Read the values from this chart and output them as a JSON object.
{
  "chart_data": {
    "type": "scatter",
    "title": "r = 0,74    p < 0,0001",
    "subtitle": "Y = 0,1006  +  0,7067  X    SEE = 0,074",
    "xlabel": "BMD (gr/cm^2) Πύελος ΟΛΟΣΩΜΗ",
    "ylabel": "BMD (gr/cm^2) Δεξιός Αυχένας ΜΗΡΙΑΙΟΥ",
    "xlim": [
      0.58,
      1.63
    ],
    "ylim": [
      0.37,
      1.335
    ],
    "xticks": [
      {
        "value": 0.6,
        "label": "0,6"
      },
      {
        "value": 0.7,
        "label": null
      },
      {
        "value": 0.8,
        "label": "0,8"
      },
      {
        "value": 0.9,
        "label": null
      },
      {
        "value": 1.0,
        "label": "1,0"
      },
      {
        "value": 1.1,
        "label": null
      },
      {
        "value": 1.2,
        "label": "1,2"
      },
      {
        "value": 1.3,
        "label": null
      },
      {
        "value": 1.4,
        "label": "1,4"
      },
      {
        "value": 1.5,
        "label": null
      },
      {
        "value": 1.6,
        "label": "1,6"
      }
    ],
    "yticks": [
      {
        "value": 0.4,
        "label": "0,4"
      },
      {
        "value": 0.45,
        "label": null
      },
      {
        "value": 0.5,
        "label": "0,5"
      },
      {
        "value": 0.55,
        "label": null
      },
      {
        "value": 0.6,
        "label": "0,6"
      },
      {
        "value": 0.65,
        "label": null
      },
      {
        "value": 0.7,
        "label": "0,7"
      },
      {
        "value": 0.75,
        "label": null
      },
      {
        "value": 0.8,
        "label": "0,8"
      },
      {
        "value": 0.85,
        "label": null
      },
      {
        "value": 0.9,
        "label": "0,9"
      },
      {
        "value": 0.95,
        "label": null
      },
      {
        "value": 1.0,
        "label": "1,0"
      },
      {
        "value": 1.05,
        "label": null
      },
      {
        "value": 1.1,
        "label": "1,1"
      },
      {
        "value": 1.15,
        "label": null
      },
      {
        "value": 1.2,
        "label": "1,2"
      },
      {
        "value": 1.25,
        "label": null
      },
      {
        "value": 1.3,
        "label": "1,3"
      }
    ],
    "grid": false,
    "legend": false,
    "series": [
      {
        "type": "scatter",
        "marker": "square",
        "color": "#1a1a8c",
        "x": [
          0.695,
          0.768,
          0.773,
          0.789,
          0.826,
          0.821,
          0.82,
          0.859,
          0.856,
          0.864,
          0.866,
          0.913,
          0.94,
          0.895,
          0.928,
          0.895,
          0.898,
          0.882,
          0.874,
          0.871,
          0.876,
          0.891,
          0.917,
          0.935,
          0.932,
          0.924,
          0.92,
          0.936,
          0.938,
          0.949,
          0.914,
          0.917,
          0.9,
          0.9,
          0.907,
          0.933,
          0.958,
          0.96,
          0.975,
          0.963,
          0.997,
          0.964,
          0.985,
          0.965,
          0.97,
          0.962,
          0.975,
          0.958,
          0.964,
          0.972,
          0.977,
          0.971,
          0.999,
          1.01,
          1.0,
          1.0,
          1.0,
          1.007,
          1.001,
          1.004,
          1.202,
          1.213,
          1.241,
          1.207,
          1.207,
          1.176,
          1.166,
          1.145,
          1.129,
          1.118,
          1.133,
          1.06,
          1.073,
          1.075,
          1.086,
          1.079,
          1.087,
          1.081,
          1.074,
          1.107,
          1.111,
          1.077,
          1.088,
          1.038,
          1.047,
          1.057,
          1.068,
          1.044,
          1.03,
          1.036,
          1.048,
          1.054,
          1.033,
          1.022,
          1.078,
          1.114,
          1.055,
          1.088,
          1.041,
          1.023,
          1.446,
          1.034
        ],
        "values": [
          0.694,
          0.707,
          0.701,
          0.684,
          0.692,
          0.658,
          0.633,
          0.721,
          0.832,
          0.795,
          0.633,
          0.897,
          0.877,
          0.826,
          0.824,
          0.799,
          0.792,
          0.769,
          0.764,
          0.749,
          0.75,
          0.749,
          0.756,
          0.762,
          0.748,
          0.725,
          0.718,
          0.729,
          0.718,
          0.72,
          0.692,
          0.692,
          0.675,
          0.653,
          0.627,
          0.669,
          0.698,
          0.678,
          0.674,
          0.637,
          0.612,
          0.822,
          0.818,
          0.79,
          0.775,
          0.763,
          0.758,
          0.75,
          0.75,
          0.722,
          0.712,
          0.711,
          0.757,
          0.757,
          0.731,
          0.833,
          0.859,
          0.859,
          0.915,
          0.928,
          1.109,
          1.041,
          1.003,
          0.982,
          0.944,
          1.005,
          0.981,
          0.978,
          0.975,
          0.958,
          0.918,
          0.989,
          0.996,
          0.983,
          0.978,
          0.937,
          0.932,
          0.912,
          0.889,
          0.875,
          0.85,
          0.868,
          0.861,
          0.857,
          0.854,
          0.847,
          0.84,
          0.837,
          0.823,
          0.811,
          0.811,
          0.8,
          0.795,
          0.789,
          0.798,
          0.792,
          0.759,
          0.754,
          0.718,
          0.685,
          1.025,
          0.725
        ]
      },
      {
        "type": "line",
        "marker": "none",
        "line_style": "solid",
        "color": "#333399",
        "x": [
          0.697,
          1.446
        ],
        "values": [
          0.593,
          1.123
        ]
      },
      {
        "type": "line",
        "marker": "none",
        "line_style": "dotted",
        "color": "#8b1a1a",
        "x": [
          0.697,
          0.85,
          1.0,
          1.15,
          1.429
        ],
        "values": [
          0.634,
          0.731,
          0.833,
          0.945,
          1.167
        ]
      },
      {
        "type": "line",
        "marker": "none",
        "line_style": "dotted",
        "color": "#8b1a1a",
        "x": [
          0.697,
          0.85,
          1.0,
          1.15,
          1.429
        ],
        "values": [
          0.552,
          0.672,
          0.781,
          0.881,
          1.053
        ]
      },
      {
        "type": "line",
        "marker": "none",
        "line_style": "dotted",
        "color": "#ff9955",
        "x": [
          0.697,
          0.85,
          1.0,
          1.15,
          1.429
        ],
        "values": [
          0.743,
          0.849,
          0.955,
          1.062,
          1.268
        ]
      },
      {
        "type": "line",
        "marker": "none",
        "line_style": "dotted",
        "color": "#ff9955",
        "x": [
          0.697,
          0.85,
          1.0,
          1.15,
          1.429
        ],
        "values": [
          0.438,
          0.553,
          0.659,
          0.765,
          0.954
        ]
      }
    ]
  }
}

------

PROMPT: Can you restate every record above word for word?

RESULT OF THIS EXERCISE:
Read the values from this chart and output them as a JSON object.
{
  "chart_data": {
    "type": "scatter",
    "title": "r = 0,74    p < 0,0001",
    "subtitle": "Y = 0,1006  +  0,7067  X    SEE = 0,074",
    "xlabel": "BMD (gr/cm^2) Πύελος ΟΛΟΣΩΜΗ",
    "ylabel": "BMD (gr/cm^2) Δεξιός Αυχένας ΜΗΡΙΑΙΟΥ",
    "xlim": [
      0.58,
      1.63
    ],
    "ylim": [
      0.37,
      1.335
    ],
    "xticks": [
      {
        "value": 0.6,
        "label": "0,6"
      },
      {
        "value": 0.7,
        "label": null
      },
      {
        "value": 0.8,
        "label": "0,8"
      },
      {
        "value": 0.9,
        "label": null
      },
      {
        "value": 1.0,
        "label": "1,0"
      },
      {
        "value": 1.1,
        "label": null
      },
      {
        "value": 1.2,
        "label": "1,2"
      },
      {
        "value": 1.3,
        "label": null
      },
      {
        "value": 1.4,
        "label": "1,4"
      },
      {
        "value": 1.5,
        "label": null
      },
      {
        "value": 1.6,
        "label": "1,6"
      }
    ],
    "yticks": [
      {
        "value": 0.4,
        "label": "0,4"
      },
      {
        "value": 0.45,
        "label": null
      },
      {
        "value": 0.5,
        "label": "0,5"
      },
      {
        "value": 0.55,
        "label": null
      },
      {
        "value": 0.6,
        "label": "0,6"
      },
      {
        "value": 0.65,
        "label": null
      },
      {
        "value": 0.7,
        "label": "0,7"
      },
      {
        "value": 0.75,
        "label": null
      },
      {
        "value": 0.8,
        "label": "0,8"
      },
      {
        "value": 0.85,
        "label": null
      },
      {
        "value": 0.9,
        "label": "0,9"
      },
      {
        "value": 0.95,
        "label": null
      },
      {
        "value": 1.0,
        "label": "1,0"
      },
      {
        "value": 1.05,
        "label": null
      },
      {
        "value": 1.1,
        "label": "1,1"
      },
      {
        "value": 1.15,
        "label": null
      },
      {
        "value": 1.2,
        "label": "1,2"
      },
      {
        "value": 1.25,
        "label": null
      },
      {
        "value": 1.3,
        "label": "1,3"
      }
    ],
    "grid": false,
    "legend": false,
    "series": [
      {
        "type": "scatter",
        "marker": "square",
        "color": "#1a1a8c",
        "x": [
          0.695,
          0.768,
          0.773,
          0.789,
          0.826,
          0.821,
          0.82,
          0.859,
          0.856,
          0.864,
          0.866,
          0.913,
          0.94,
          0.895,
          0.928,
          0.895,
          0.898,
          0.882,
          0.874,
          0.871,
          0.876,
          0.891,
          0.917,
          0.935,
          0.932,
          0.924,
          0.92,
          0.936,
          0.938,
          0.949,
          0.914,
          0.917,
          0.9,
          0.9,
          0.907,
          0.933,
          0.958,
          0.96,
          0.975,
          0.963,
          0.997,
          0.964,
          0.985,
          0.965,
          0.97,
          0.962,
          0.975,
          0.958,
          0.964,
          0.972,
          0.977,
          0.971,
          0.999,
          1.01,
          1.0,
          1.0,
          1.0,
          1.007,
          1.001,
          1.004,
          1.202,
          1.213,
          1.241,
          1.207,
          1.207,
          1.176,
          1.166,
          1.145,
          1.129,
          1.118,
          1.133,
          1.06,
          1.073,
          1.075,
          1.086,
          1.079,
          1.087,
          1.081,
          1.074,
          1.107,
          1.111,
          1.077,
          1.088,
          1.038,
          1.047,
          1.057,
          1.068,
          1.044,
          1.03,
          1.036,
          1.048,
          1.054,
          1.033,
          1.022,
          1.078,
          1.114,
          1.055,
          1.088,
          1.041,
          1.023,
          1.446,
          1.034
        ],
        "values": [
          0.694,
          0.707,
          0.701,
          0.684,
          0.692,
          0.658,
          0.633,
          0.721,
          0.832,
          0.795,
          0.633,
          0.897,
          0.877,
          0.826,
          0.824,
          0.799,
          0.792,
          0.769,
          0.764,
          0.749,
          0.75,
          0.749,
          0.756,
          0.762,
          0.748,
          0.725,
          0.718,
          0.729,
          0.718,
          0.72,
          0.692,
          0.692,
          0.675,
          0.653,
          0.627,
          0.669,
          0.698,
          0.678,
          0.674,
          0.637,
          0.612,
          0.822,
          0.818,
          0.79,
          0.775,
          0.763,
          0.758,
          0.75,
          0.75,
          0.722,
          0.712,
          0.711,
          0.757,
          0.757,
          0.731,
          0.833,
          0.859,
          0.859,
          0.915,
          0.928,
          1.109,
          1.041,
          1.003,
          0.982,
          0.944,
          1.005,
          0.981,
          0.978,
          0.975,
          0.958,
          0.918,
          0.989,
          0.996,
          0.983,
          0.978,
          0.937,
          0.932,
          0.912,
          0.889,
          0.875,
          0.85,
          0.868,
          0.861,
          0.857,
          0.854,
          0.847,
          0.84,
          0.837,
          0.823,
          0.811,
          0.811,
          0.8,
          0.795,
          0.789,
          0.798,
          0.792,
          0.759,
          0.754,
          0.718,
          0.685,
          1.025,
          0.725
        ]
      },
      {
        "type": "line",
        "marker": "none",
        "line_style": "solid",
        "color": "#333399",
        "x": [
          0.697,
          1.446
        ],
        "values": [
          0.593,
          1.123
        ]
      },
      {
        "type": "line",
        "marker": "none",
        "line_style": "dotted",
        "color": "#8b1a1a",
        "x": [
          0.697,
          0.85,
          1.0,
          1.15,
          1.429
        ],
        "values": [
          0.634,
          0.731,
          0.833,
          0.945,
          1.167
        ]
      },
      {
        "type": "line",
        "marker": "none",
        "line_style": "dotted",
        "color": "#8b1a1a",
        "x": [
          0.697,
          0.85,
          1.0,
          1.15,
          1.429
        ],
        "values": [
          0.552,
          0.672,
          0.781,
          0.881,
          1.053
        ]
      },
      {
        "type": "line",
        "marker": "none",
        "line_style": "dotted",
        "color": "#ff9955",
        "x": [
          0.697,
          0.85,
          1.0,
          1.15,
          1.429
        ],
        "values": [
          0.743,
          0.849,
          0.955,
          1.062,
          1.268
        ]
      },
      {
        "type": "line",
        "marker": "none",
        "line_style": "dotted",
        "color": "#ff9955",
        "x": [
          0.697,
          0.85,
          1.0,
          1.15,
          1.429
        ],
        "values": [
          0.438,
          0.553,
          0.659,
          0.765,
          0.954
        ]
      }
    ]
  }
}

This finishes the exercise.